BEGIN Records for this task

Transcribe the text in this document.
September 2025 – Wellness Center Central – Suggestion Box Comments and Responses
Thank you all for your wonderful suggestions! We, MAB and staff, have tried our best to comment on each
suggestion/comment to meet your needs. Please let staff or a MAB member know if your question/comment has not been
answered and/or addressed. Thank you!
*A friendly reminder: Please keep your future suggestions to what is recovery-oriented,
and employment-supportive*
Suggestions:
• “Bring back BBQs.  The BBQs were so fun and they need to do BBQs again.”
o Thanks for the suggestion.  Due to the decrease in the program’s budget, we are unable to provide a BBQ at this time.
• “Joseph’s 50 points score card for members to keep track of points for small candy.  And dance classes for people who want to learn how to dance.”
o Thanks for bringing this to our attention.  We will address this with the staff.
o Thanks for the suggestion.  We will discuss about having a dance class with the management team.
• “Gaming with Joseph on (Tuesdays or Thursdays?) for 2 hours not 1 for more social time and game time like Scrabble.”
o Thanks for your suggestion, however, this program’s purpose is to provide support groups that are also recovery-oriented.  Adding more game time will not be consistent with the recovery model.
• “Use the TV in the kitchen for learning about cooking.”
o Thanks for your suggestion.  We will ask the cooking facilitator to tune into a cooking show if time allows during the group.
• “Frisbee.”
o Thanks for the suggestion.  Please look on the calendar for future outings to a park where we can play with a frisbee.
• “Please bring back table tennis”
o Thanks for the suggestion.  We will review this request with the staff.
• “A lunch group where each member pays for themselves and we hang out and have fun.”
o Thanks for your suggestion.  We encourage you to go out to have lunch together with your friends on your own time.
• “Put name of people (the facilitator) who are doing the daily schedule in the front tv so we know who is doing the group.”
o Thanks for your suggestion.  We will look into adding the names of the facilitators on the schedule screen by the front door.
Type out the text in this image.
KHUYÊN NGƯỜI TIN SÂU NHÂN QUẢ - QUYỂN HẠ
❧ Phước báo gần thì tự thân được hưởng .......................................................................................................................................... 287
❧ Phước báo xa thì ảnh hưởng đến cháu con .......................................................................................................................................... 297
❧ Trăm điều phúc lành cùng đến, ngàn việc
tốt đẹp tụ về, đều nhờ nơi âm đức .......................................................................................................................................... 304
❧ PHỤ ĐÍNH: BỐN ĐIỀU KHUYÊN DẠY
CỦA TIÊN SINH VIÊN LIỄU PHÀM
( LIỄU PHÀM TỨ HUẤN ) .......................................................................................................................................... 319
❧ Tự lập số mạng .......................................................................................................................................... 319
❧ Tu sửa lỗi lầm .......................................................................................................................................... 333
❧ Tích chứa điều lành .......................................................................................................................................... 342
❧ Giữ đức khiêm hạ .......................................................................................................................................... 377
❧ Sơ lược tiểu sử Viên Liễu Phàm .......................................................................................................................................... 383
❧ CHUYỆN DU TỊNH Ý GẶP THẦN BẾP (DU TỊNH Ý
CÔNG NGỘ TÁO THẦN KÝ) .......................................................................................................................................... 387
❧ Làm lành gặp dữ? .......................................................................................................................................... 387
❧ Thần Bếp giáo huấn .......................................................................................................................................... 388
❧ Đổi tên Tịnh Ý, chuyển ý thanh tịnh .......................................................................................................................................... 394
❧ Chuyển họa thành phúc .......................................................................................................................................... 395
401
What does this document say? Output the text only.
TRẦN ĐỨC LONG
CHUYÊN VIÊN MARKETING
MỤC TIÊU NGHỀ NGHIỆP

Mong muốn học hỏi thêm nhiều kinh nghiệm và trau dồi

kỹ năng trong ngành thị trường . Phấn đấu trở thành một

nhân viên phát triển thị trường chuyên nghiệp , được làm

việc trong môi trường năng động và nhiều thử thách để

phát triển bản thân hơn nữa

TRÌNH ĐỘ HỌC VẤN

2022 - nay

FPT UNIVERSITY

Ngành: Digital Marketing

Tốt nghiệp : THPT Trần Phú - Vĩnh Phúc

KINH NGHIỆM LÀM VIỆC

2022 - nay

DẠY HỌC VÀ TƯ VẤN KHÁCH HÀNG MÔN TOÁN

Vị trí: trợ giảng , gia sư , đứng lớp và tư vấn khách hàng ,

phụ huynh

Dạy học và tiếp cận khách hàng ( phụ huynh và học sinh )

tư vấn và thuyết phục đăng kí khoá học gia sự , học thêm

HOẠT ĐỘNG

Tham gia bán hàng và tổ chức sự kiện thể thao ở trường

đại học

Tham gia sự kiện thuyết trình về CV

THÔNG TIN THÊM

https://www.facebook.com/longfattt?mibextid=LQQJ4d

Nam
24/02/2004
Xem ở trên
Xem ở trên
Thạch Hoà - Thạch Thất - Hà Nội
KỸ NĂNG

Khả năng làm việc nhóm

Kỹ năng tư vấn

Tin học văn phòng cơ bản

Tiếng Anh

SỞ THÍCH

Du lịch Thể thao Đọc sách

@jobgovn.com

END Records for this task

* Exercise requirements
The records above must be repeated exactly, every one of them.

* Answer to this task
Transcribe the text in this document.
September 2025 – Wellness Center Central – Suggestion Box Comments and Responses
Thank you all for your wonderful suggestions! We, MAB and staff, have tried our best to comment on each
suggestion/comment to meet your needs. Please let staff or a MAB member know if your question/comment has not been
answered and/or addressed. Thank you!
*A friendly reminder: Please keep your future suggestions to what is recovery-oriented,
and employment-supportive*
Suggestions:
• “Bring back BBQs.  The BBQs were so fun and they need to do BBQs again.”
o Thanks for the suggestion.  Due to the decrease in the program’s budget, we are unable to provide a BBQ at this time.
• “Joseph’s 50 points score card for members to keep track of points for small candy.  And dance classes for people who want to learn how to dance.”
o Thanks for bringing this to our attention.  We will address this with the staff.
o Thanks for the suggestion.  We will discuss about having a dance class with the management team.
• “Gaming with Joseph on (Tuesdays or Thursdays?) for 2 hours not 1 for more social time and game time like Scrabble.”
o Thanks for your suggestion, however, this program’s purpose is to provide support groups that are also recovery-oriented.  Adding more game time will not be consistent with the recovery model.
• “Use the TV in the kitchen for learning about cooking.”
o Thanks for your suggestion.  We will ask the cooking facilitator to tune into a cooking show if time allows during the group.
• “Frisbee.”
o Thanks for the suggestion.  Please look on the calendar for future outings to a park where we can play with a frisbee.
• “Please bring back table tennis”
o Thanks for the suggestion.  We will review this request with the staff.
• “A lunch group where each member pays for themselves and we hang out and have fun.”
o Thanks for your suggestion.  We encourage you to go out to have lunch together with your friends on your own time.
• “Put name of people (the facilitator) who are doing the daily schedule in the front tv so we know who is doing the group.”
o Thanks for your suggestion.  We will look into adding the names of the facilitators on the schedule screen by the front door.
Type out the text in this image.
KHUYÊN NGƯỜI TIN SÂU NHÂN QUẢ - QUYỂN HẠ
❧ Phước báo gần thì tự thân được hưởng .......................................................................................................................................... 287
❧ Phước báo xa thì ảnh hưởng đến cháu con .......................................................................................................................................... 297
❧ Trăm điều phúc lành cùng đến, ngàn việc
tốt đẹp tụ về, đều nhờ nơi âm đức .......................................................................................................................................... 304
❧ PHỤ ĐÍNH: BỐN ĐIỀU KHUYÊN DẠY
CỦA TIÊN SINH VIÊN LIỄU PHÀM
( LIỄU PHÀM TỨ HUẤN ) .......................................................................................................................................... 319
❧ Tự lập số mạng .......................................................................................................................................... 319
❧ Tu sửa lỗi lầm .......................................................................................................................................... 333
❧ Tích chứa điều lành .......................................................................................................................................... 342
❧ Giữ đức khiêm hạ .......................................................................................................................................... 377
❧ Sơ lược tiểu sử Viên Liễu Phàm .......................................................................................................................................... 383
❧ CHUYỆN DU TỊNH Ý GẶP THẦN BẾP (DU TỊNH Ý
CÔNG NGỘ TÁO THẦN KÝ) .......................................................................................................................................... 387
❧ Làm lành gặp dữ? .......................................................................................................................................... 387
❧ Thần Bếp giáo huấn .......................................................................................................................................... 388
❧ Đổi tên Tịnh Ý, chuyển ý thanh tịnh .......................................................................................................................................... 394
❧ Chuyển họa thành phúc .......................................................................................................................................... 395
401
What does this document say? Output the text only.
TRẦN ĐỨC LONG
CHUYÊN VIÊN MARKETING
MỤC TIÊU NGHỀ NGHIỆP

Mong muốn học hỏi thêm nhiều kinh nghiệm và trau dồi

kỹ năng trong ngành thị trường . Phấn đấu trở thành một

nhân viên phát triển thị trường chuyên nghiệp , được làm

việc trong môi trường năng động và nhiều thử thách để

phát triển bản thân hơn nữa

TRÌNH ĐỘ HỌC VẤN

2022 - nay

FPT UNIVERSITY

Ngành: Digital Marketing

Tốt nghiệp : THPT Trần Phú - Vĩnh Phúc

KINH NGHIỆM LÀM VIỆC

2022 - nay

DẠY HỌC VÀ TƯ VẤN KHÁCH HÀNG MÔN TOÁN

Vị trí: trợ giảng , gia sư , đứng lớp và tư vấn khách hàng ,

phụ huynh

Dạy học và tiếp cận khách hàng ( phụ huynh và học sinh )

tư vấn và thuyết phục đăng kí khoá học gia sự , học thêm

HOẠT ĐỘNG

Tham gia bán hàng và tổ chức sự kiện thể thao ở trường

đại học

Tham gia sự kiện thuyết trình về CV

THÔNG TIN THÊM

https://www.facebook.com/longfattt?mibextid=LQQJ4d

Nam
24/02/2004
Xem ở trên
Xem ở trên
Thạch Hoà - Thạch Thất - Hà Nội
KỸ NĂNG

Khả năng làm việc nhóm

Kỹ năng tư vấn

Tin học văn phòng cơ bản

Tiếng Anh

SỞ THÍCH

Du lịch Thể thao Đọc sách

@jobgovn.com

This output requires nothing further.